[Start]
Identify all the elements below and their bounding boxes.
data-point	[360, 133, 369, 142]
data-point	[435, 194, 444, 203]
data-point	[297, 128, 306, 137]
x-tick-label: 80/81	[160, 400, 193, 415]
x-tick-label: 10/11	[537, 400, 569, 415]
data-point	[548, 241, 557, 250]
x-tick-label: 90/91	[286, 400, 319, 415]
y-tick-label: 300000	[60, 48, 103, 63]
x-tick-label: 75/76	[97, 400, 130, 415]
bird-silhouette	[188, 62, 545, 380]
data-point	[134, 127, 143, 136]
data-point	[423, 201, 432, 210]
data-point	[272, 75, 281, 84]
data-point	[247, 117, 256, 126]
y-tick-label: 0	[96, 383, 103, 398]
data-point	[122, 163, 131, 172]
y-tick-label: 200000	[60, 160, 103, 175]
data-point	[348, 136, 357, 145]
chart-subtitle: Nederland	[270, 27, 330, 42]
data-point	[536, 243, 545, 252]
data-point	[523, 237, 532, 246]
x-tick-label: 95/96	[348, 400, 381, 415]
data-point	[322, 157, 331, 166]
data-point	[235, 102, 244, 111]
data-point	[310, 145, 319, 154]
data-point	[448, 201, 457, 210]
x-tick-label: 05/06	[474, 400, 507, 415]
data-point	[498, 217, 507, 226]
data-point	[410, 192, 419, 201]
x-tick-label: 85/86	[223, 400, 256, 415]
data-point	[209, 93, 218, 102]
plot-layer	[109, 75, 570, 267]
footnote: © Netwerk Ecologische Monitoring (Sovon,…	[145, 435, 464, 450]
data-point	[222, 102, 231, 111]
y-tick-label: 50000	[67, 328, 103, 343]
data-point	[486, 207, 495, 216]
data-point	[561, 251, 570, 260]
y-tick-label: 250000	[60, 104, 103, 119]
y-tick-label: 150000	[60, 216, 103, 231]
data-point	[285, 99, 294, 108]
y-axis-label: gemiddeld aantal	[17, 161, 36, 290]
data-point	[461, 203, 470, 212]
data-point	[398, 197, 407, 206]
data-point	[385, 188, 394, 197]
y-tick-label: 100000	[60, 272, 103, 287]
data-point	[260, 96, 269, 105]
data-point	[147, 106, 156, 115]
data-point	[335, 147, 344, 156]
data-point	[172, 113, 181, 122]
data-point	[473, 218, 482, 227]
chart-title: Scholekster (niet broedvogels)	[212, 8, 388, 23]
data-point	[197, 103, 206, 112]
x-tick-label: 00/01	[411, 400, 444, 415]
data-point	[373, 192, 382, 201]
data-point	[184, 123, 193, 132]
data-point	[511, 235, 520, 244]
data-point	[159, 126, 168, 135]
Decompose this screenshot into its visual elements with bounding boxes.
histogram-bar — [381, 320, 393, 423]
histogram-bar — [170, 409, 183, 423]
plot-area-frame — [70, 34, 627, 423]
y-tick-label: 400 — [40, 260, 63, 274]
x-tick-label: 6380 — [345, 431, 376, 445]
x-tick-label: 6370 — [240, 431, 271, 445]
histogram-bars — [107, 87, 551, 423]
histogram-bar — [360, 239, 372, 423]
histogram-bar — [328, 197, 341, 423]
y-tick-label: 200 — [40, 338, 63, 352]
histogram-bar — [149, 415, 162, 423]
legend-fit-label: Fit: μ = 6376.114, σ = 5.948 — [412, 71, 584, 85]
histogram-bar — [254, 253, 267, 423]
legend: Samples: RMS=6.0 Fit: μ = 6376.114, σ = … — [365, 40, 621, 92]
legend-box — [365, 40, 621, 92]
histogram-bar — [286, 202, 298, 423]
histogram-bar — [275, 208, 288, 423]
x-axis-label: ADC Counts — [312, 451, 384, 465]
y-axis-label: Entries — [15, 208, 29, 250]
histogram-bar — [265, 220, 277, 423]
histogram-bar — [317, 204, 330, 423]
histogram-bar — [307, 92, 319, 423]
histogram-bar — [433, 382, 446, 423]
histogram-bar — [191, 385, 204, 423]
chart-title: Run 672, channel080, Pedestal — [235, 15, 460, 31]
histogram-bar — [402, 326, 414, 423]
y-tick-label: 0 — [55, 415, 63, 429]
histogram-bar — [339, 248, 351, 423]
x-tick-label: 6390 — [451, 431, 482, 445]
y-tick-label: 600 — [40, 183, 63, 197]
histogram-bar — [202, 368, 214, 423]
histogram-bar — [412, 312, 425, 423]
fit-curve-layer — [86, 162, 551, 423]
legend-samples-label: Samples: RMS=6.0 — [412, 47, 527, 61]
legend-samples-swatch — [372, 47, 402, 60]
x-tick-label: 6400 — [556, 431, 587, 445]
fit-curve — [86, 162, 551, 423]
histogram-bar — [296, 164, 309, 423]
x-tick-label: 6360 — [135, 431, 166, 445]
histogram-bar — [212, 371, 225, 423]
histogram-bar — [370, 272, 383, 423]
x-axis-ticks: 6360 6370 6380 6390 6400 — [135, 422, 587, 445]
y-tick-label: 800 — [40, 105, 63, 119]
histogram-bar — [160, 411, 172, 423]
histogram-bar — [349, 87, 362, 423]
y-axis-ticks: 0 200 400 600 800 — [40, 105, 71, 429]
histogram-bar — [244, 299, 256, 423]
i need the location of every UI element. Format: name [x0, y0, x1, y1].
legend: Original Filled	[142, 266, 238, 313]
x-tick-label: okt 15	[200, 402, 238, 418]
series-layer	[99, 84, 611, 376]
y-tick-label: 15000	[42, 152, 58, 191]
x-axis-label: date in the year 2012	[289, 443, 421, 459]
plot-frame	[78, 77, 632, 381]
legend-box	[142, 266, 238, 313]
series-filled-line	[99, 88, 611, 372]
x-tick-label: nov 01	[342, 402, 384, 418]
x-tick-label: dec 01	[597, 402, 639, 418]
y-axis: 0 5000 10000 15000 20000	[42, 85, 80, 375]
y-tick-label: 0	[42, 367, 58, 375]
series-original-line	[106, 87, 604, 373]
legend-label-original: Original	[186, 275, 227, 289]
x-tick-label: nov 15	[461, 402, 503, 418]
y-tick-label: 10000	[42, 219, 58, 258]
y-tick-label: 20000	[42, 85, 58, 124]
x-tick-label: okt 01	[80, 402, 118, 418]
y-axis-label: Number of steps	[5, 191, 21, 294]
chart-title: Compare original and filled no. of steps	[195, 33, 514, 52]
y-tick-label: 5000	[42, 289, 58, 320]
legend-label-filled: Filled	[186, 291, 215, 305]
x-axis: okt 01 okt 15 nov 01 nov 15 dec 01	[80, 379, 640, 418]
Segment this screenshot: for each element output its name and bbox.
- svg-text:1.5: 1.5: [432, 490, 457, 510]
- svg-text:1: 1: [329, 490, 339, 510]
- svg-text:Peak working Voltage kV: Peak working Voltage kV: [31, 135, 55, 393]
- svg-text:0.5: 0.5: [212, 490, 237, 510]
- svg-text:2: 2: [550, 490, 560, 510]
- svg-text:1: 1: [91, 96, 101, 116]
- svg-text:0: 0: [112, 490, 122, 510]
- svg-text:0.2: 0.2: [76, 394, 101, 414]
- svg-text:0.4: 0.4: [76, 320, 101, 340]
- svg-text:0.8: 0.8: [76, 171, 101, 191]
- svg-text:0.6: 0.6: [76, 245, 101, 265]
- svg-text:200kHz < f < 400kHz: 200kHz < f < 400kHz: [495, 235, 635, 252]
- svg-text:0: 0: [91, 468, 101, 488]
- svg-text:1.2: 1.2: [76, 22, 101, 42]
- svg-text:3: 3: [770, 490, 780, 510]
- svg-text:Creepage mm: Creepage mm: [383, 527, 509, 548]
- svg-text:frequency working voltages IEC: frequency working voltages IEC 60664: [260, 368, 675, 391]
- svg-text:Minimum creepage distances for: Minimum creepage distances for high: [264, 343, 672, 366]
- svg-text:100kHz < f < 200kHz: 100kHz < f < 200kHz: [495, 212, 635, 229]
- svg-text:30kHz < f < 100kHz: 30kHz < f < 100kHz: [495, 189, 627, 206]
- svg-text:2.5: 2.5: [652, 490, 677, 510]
[End]
Transcribe the data without any change, from its very first line down to and including the line that contains "75, 281, 84]".

> _THE RESPONSE_
Identify all the elements below and their bounding boxes.
data-point	[360, 133, 369, 142]
data-point	[435, 194, 444, 203]
data-point	[297, 128, 306, 137]
x-tick-label: 80/81	[160, 400, 193, 415]
x-tick-label: 10/11	[537, 400, 569, 415]
data-point	[548, 241, 557, 250]
x-tick-label: 90/91	[286, 400, 319, 415]
y-tick-label: 300000	[60, 48, 103, 63]
x-tick-label: 75/76	[97, 400, 130, 415]
bird-silhouette	[188, 62, 545, 380]
data-point	[134, 127, 143, 136]
data-point	[423, 201, 432, 210]
data-point	[272, 75, 281, 84]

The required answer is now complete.